TASK PROMPT —
Quote, verbatim, all material below, without pictures.

[Dataset entries]
# # # # # # #

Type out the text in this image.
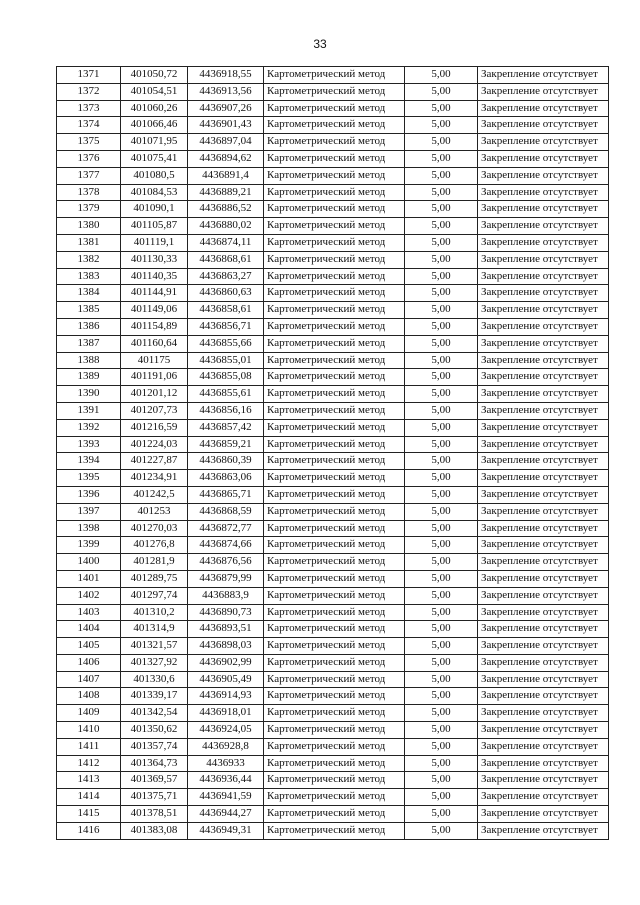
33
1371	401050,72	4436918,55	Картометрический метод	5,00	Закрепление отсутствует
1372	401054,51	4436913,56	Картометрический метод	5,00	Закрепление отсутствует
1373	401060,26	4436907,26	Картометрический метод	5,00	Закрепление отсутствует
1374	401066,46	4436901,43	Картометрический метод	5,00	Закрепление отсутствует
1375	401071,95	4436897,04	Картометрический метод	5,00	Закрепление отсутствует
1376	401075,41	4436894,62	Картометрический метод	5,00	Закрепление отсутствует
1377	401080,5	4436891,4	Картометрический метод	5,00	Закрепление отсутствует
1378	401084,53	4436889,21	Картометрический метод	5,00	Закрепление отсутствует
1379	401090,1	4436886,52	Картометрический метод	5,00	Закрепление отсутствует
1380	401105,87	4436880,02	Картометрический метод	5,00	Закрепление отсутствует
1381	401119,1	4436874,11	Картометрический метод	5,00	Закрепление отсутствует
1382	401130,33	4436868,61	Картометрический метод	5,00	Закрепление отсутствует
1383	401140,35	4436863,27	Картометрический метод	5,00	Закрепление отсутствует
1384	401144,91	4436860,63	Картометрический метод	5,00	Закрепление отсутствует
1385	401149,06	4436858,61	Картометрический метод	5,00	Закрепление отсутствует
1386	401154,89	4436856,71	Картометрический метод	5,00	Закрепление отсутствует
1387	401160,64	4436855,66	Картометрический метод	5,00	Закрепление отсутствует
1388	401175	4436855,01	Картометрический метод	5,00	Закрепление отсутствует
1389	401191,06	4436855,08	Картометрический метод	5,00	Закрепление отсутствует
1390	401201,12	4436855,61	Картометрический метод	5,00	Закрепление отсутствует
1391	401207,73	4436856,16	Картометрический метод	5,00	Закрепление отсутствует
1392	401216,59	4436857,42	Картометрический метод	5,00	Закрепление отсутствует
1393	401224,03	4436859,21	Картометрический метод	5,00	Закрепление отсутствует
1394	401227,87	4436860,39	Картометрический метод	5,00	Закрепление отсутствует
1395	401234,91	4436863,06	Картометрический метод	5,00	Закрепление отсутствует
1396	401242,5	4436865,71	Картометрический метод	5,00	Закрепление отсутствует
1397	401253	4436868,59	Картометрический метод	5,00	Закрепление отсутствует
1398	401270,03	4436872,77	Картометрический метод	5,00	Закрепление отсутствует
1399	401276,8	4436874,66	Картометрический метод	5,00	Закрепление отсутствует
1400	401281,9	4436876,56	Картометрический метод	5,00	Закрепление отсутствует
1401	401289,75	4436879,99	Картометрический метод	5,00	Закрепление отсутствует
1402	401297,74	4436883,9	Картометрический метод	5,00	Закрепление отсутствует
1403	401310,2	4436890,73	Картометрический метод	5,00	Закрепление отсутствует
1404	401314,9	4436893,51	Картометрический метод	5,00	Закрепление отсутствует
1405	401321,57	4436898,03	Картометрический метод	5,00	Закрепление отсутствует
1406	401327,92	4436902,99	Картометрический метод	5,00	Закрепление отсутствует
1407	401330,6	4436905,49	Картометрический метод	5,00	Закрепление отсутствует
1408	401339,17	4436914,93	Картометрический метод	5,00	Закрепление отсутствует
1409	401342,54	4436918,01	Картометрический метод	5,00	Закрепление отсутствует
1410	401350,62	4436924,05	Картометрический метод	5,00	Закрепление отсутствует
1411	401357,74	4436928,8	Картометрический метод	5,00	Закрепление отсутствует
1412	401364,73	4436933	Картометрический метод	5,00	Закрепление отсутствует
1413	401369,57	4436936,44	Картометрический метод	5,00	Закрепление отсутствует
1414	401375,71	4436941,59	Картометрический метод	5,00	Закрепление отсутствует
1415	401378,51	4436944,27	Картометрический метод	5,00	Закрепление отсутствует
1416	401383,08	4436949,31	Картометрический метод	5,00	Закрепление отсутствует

# # # # # # #

IN RESPONSE —
Type out the text in this image.
33
1371	401050,72	4436918,55	Картометрический метод	5,00	Закрепление отсутствует
1372	401054,51	4436913,56	Картометрический метод	5,00	Закрепление отсутствует
1373	401060,26	4436907,26	Картометрический метод	5,00	Закрепление отсутствует
1374	401066,46	4436901,43	Картометрический метод	5,00	Закрепление отсутствует
1375	401071,95	4436897,04	Картометрический метод	5,00	Закрепление отсутствует
1376	401075,41	4436894,62	Картометрический метод	5,00	Закрепление отсутствует
1377	401080,5	4436891,4	Картометрический метод	5,00	Закрепление отсутствует
1378	401084,53	4436889,21	Картометрический метод	5,00	Закрепление отсутствует
1379	401090,1	4436886,52	Картометрический метод	5,00	Закрепление отсутствует
1380	401105,87	4436880,02	Картометрический метод	5,00	Закрепление отсутствует
1381	401119,1	4436874,11	Картометрический метод	5,00	Закрепление отсутствует
1382	401130,33	4436868,61	Картометрический метод	5,00	Закрепление отсутствует
1383	401140,35	4436863,27	Картометрический метод	5,00	Закрепление отсутствует
1384	401144,91	4436860,63	Картометрический метод	5,00	Закрепление отсутствует
1385	401149,06	4436858,61	Картометрический метод	5,00	Закрепление отсутствует
1386	401154,89	4436856,71	Картометрический метод	5,00	Закрепление отсутствует
1387	401160,64	4436855,66	Картометрический метод	5,00	Закрепление отсутствует
1388	401175	4436855,01	Картометрический метод	5,00	Закрепление отсутствует
1389	401191,06	4436855,08	Картометрический метод	5,00	Закрепление отсутствует
1390	401201,12	4436855,61	Картометрический метод	5,00	Закрепление отсутствует
1391	401207,73	4436856,16	Картометрический метод	5,00	Закрепление отсутствует
1392	401216,59	4436857,42	Картометрический метод	5,00	Закрепление отсутствует
1393	401224,03	4436859,21	Картометрический метод	5,00	Закрепление отсутствует
1394	401227,87	4436860,39	Картометрический метод	5,00	Закрепление отсутствует
1395	401234,91	4436863,06	Картометрический метод	5,00	Закрепление отсутствует
1396	401242,5	4436865,71	Картометрический метод	5,00	Закрепление отсутствует
1397	401253	4436868,59	Картометрический метод	5,00	Закрепление отсутствует
1398	401270,03	4436872,77	Картометрический метод	5,00	Закрепление отсутствует
1399	401276,8	4436874,66	Картометрический метод	5,00	Закрепление отсутствует
1400	401281,9	4436876,56	Картометрический метод	5,00	Закрепление отсутствует
1401	401289,75	4436879,99	Картометрический метод	5,00	Закрепление отсутствует
1402	401297,74	4436883,9	Картометрический метод	5,00	Закрепление отсутствует
1403	401310,2	4436890,73	Картометрический метод	5,00	Закрепление отсутствует
1404	401314,9	4436893,51	Картометрический метод	5,00	Закрепление отсутствует
1405	401321,57	4436898,03	Картометрический метод	5,00	Закрепление отсутствует
1406	401327,92	4436902,99	Картометрический метод	5,00	Закрепление отсутствует
1407	401330,6	4436905,49	Картометрический метод	5,00	Закрепление отсутствует
1408	401339,17	4436914,93	Картометрический метод	5,00	Закрепление отсутствует
1409	401342,54	4436918,01	Картометрический метод	5,00	Закрепление отсутствует
1410	401350,62	4436924,05	Картометрический метод	5,00	Закрепление отсутствует
1411	401357,74	4436928,8	Картометрический метод	5,00	Закрепление отсутствует
1412	401364,73	4436933	Картометрический метод	5,00	Закрепление отсутствует
1413	401369,57	4436936,44	Картометрический метод	5,00	Закрепление отсутствует
1414	401375,71	4436941,59	Картометрический метод	5,00	Закрепление отсутствует
1415	401378,51	4436944,27	Картометрический метод	5,00	Закрепление отсутствует
1416	401383,08	4436949,31	Картометрический метод	5,00	Закрепление отсутствует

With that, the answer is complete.